- **What to work on**
Which lines hold the word "Сынып"? Copy each of them from the material.

########

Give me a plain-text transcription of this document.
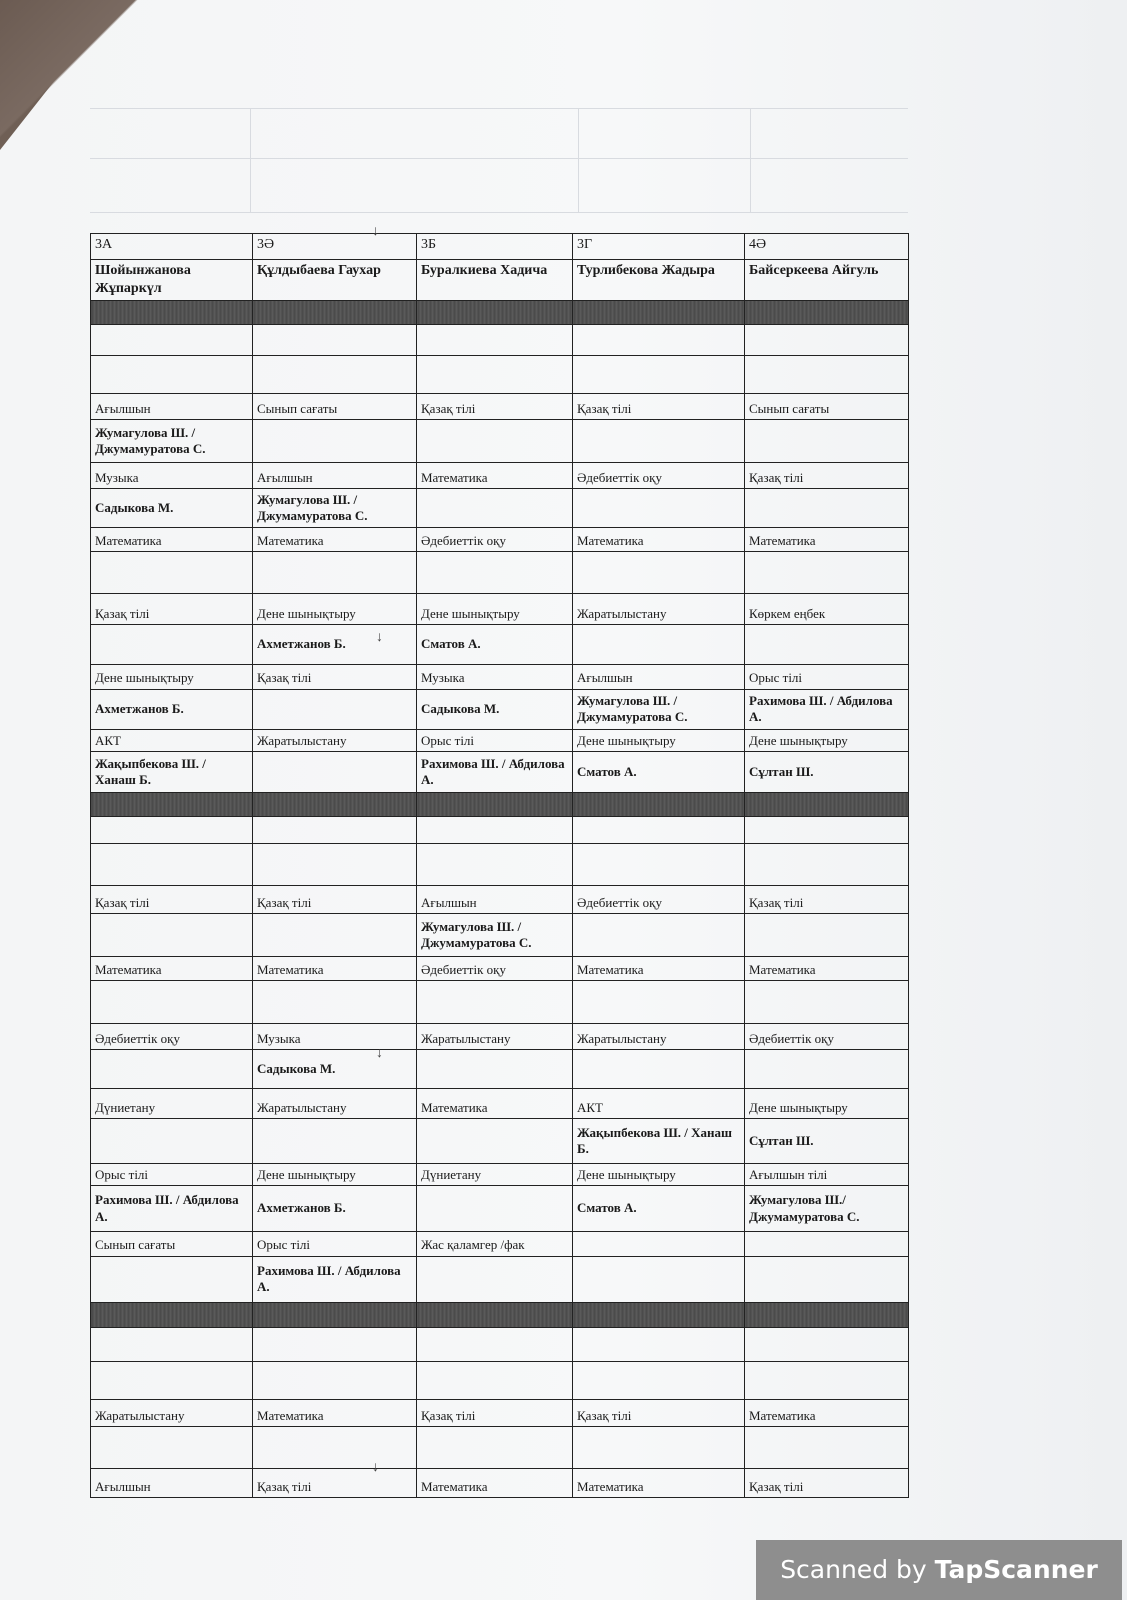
3А	3Ә	3Б	3Г	4Ә
Шойынжанова Жұпаркүл	Құлдыбаева Гаухар	Буралкиева Хадича	Турлибекова Жадыра	Байсеркеева Айгуль

Ағылшын	Сынып сағаты	Қазақ тілі	Қазақ тілі	Сынып сағаты
Жумагулова Ш. / Джумамуратова С.				
Музыка	Ағылшын	Математика	Әдебиеттік оқу	Қазақ тілі
Садыкова М.	Жумагулова Ш. / Джумамуратова С.			
Математика	Математика	Әдебиеттік оқу	Математика	Математика

Қазақ тілі	Дене шынықтыру	Дене шынықтыру	Жаратылыстану	Көркем еңбек
	Ахметжанов Б.	Сматов А.		
Дене шынықтыру	Қазақ тілі	Музыка	Ағылшын	Орыс тілі
Ахметжанов Б.		Садыкова М.	Жумагулова Ш. / Джумамуратова С.	Рахимова Ш. / Абдилова А.
АКТ	Жаратылыстану	Орыс тілі	Дене шынықтыру	Дене шынықтыру
Жақыпбекова Ш. / Ханаш Б.		Рахимова Ш. / Абдилова А.	Сматов А.	Сұлтан Ш.

Қазақ тілі	Қазақ тілі	Ағылшын	Әдебиеттік оқу	Қазақ тілі
		Жумагулова Ш. / Джумамуратова С.		
Математика	Математика	Әдебиеттік оқу	Математика	Математика

Әдебиеттік оқу	Музыка	Жаратылыстану	Жаратылыстану	Әдебиеттік оқу
	Садыкова М.			
Дүниетану	Жаратылыстану	Математика	АКТ	Дене шынықтыру
			Жақыпбекова Ш. / Ханаш Б.	Сұлтан Ш.
Орыс тілі	Дене шынықтыру	Дүниетану	Дене шынықтыру	Ағылшын тілі
Рахимова Ш. / Абдилова А.	Ахметжанов Б.		Сматов А.	Жумагулова Ш./ Джумамуратова С.
Сынып сағаты	Орыс тілі	Жас қаламгер /фак		
	Рахимова Ш. / Абдилова А.			

Жаратылыстану	Математика	Қазақ тілі	Қазақ тілі	Математика

Ағылшын	Қазақ тілі	Математика	Математика	Қазақ тілі
↓
↓
↓
↓
Scanned by TapScanner
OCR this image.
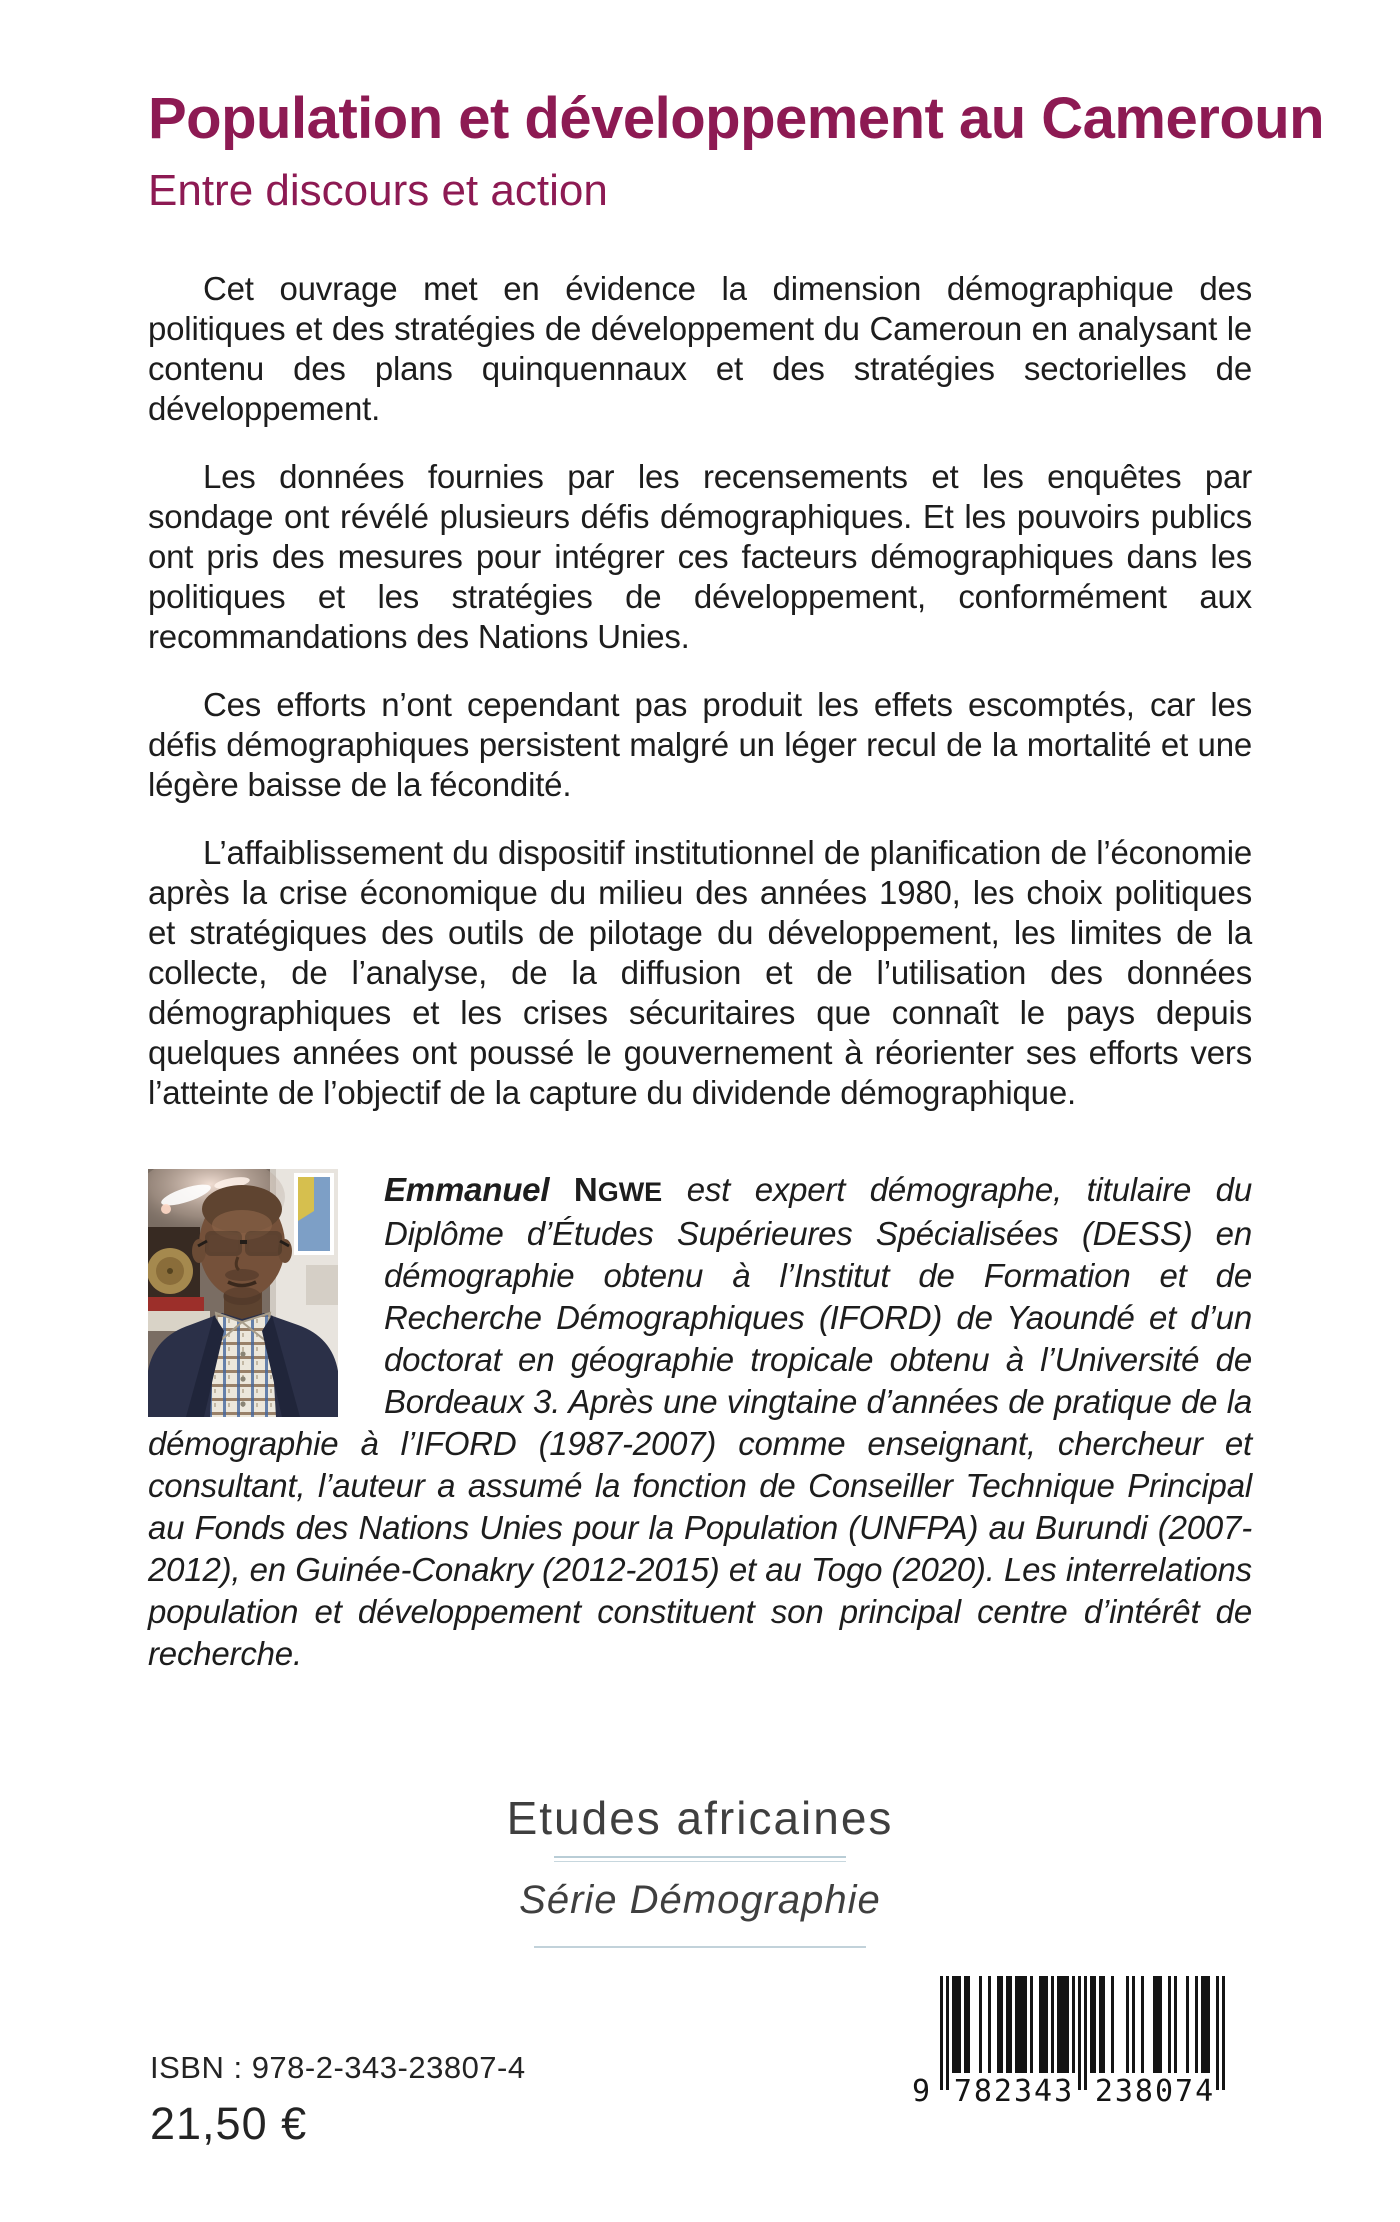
Population et développement au Cameroun
Entre discours et action

Cet ouvrage met en évidence la dimension démographique des politiques et des stratégies de développement du Cameroun en analysant le contenu des plans quinquennaux et des stratégies sectorielles de développement.

Les données fournies par les recensements et les enquêtes par sondage ont révélé plusieurs défis démographiques. Et les pouvoirs publics ont pris des mesures pour intégrer ces facteurs démographiques dans les politiques et les stratégies de développement, conformément aux recommandations des Nations Unies.

Ces efforts n’ont cependant pas produit les effets escomptés, car les défis démographiques persistent malgré un léger recul de la mortalité et une légère baisse de la fécondité.

L’affaiblissement du dispositif institutionnel de planification de l’économie après la crise économique du milieu des années 1980, les choix politiques et stratégiques des outils de pilotage du développement, les limites de la collecte, de l’analyse, de la diffusion et de l’utilisation des données démographiques et les crises sécuritaires que connaît le pays depuis quelques années ont poussé le gouvernement à réorienter ses efforts vers l’atteinte de l’objectif de la capture du dividende démographique.

Emmanuel NGWE est expert démographe, titulaire du Diplôme d’Études Supérieures Spécialisées (DESS) en démographie obtenu à l’Institut de Formation et de Recherche Démographiques (IFORD) de Yaoundé et d’un doctorat en géographie tropicale obtenu à l’Université de Bordeaux 3. Après une vingtaine d’années de pratique de la démographie à l’IFORD (1987-2007) comme enseignant, chercheur et consultant, l’auteur a assumé la fonction de Conseiller Technique Principal au Fonds des Nations Unies pour la Population (UNFPA) au Burundi (2007-2012), en Guinée-Conakry (2012-2015) et au Togo (2020). Les interrelations population et développement constituent son principal centre d’intérêt de recherche.

Etudes africaines
Série Démographie
ISBN : 978-2-343-23807-4
21,50 €
9 782343 238074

########

- **Final answer**
Ағылшын	Сынып сағаты	Қазақ тілі	Қазақ тілі	Сынып сағаты
Сынып сағаты	Орыс тілі	Жас қаламгер /фак		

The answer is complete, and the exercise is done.